***** Information supplied

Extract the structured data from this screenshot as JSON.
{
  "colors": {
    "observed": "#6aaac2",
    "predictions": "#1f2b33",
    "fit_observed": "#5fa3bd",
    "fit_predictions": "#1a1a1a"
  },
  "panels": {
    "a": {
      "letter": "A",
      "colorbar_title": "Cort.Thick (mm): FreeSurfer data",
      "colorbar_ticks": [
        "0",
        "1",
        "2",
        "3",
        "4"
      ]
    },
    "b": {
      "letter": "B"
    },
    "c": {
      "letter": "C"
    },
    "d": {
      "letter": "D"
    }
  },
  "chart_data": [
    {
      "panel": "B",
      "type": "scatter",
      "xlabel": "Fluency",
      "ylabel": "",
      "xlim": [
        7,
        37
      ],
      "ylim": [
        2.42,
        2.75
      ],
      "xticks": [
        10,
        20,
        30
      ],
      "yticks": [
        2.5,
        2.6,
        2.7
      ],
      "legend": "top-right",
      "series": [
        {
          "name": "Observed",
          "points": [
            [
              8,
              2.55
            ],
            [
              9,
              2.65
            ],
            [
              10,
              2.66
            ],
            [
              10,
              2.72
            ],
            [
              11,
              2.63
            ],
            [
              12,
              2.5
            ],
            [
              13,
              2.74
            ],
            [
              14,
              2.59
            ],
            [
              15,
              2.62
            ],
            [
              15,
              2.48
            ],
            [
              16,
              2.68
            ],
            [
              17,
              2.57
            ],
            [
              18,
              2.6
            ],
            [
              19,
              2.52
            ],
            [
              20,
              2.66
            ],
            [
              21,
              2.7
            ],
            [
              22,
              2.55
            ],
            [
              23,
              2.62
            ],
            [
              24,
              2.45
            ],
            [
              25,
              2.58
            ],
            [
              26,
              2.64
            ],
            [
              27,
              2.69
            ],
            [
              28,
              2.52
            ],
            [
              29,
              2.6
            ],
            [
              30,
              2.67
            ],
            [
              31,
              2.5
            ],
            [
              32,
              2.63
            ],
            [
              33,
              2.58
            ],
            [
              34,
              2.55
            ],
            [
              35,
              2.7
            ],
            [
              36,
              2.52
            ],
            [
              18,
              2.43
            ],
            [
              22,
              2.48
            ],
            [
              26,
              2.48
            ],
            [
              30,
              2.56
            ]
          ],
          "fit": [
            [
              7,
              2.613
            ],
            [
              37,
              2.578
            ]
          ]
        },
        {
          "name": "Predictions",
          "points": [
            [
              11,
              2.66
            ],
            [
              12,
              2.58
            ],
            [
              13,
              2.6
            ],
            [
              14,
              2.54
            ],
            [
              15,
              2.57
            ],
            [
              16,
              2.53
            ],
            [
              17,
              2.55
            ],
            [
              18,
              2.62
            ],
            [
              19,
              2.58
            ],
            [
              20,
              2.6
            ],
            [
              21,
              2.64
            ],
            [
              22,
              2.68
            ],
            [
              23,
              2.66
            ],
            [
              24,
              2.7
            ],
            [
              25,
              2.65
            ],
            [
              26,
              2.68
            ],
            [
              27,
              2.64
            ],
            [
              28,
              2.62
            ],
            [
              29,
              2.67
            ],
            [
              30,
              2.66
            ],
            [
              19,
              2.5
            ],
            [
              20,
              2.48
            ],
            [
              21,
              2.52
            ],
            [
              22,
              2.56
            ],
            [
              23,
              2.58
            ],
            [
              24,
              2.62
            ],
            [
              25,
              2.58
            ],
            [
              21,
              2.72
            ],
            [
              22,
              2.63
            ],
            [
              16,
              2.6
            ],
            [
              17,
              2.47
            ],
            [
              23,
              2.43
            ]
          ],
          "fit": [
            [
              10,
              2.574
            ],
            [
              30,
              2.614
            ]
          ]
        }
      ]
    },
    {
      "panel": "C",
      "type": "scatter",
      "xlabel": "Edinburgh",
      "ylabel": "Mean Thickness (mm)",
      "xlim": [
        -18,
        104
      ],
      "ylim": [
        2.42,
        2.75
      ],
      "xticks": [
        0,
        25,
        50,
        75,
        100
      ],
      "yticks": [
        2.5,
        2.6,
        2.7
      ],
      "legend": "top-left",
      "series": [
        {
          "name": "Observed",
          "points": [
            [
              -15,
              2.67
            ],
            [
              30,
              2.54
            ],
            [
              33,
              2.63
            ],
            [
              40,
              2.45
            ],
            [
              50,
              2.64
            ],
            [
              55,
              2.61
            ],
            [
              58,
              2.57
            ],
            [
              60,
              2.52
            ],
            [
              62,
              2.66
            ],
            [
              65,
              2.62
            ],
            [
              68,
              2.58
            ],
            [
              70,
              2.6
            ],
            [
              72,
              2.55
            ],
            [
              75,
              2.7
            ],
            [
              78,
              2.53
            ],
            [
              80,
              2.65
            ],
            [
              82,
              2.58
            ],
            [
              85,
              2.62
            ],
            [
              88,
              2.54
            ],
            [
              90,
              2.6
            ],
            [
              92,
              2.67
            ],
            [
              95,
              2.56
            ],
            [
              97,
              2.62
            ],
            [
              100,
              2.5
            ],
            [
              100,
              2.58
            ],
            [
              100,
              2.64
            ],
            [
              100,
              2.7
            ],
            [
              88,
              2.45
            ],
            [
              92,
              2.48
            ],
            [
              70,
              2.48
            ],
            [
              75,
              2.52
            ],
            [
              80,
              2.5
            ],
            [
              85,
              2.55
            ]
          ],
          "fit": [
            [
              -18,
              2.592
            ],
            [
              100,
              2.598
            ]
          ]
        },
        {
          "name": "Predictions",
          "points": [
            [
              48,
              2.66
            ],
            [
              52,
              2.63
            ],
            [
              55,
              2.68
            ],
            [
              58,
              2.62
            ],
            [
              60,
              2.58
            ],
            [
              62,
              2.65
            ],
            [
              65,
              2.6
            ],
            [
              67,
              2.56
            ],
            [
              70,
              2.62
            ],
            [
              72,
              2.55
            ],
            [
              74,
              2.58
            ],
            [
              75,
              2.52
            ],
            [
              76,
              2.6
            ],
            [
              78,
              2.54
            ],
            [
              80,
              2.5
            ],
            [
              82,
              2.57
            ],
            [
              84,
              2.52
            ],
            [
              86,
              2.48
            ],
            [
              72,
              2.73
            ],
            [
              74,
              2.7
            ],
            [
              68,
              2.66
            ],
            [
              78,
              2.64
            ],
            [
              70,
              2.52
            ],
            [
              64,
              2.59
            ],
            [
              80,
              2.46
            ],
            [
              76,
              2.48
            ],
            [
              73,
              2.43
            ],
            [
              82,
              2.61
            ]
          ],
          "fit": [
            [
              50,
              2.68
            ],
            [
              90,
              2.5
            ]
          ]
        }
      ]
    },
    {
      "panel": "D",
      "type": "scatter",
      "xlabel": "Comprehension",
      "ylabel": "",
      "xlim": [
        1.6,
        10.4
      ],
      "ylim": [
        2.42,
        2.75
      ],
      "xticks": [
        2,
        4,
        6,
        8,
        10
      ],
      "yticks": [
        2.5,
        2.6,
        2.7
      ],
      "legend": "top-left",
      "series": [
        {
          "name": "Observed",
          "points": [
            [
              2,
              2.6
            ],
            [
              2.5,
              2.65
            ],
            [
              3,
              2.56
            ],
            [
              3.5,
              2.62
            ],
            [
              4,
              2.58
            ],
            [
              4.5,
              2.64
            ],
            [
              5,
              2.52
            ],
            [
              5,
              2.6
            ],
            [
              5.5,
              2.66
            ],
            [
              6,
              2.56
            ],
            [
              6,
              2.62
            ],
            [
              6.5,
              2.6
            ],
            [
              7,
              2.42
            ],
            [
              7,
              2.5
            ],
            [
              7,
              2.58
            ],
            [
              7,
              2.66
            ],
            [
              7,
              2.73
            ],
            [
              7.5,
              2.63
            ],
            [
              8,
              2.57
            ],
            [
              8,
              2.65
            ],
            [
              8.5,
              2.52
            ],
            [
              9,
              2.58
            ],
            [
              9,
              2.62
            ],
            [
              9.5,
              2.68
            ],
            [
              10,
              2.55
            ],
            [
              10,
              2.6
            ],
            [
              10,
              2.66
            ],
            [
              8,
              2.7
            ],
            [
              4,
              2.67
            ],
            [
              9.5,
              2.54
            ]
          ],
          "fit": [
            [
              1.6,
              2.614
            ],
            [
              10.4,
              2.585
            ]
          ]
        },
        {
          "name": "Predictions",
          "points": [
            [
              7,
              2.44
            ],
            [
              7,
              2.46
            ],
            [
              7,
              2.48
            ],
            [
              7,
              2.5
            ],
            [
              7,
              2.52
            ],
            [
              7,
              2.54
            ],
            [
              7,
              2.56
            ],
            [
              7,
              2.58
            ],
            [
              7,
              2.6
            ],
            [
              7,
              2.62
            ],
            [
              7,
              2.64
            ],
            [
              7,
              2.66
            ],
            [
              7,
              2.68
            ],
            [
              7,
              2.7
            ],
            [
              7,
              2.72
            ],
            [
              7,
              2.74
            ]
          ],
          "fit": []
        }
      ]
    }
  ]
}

**********

What you need to do
Show every line above in which the word "xlabel" occurs.

Written answer
      "xlabel": "Fluency",
      "xlabel": "Edinburgh",
      "xlabel": "Comprehension",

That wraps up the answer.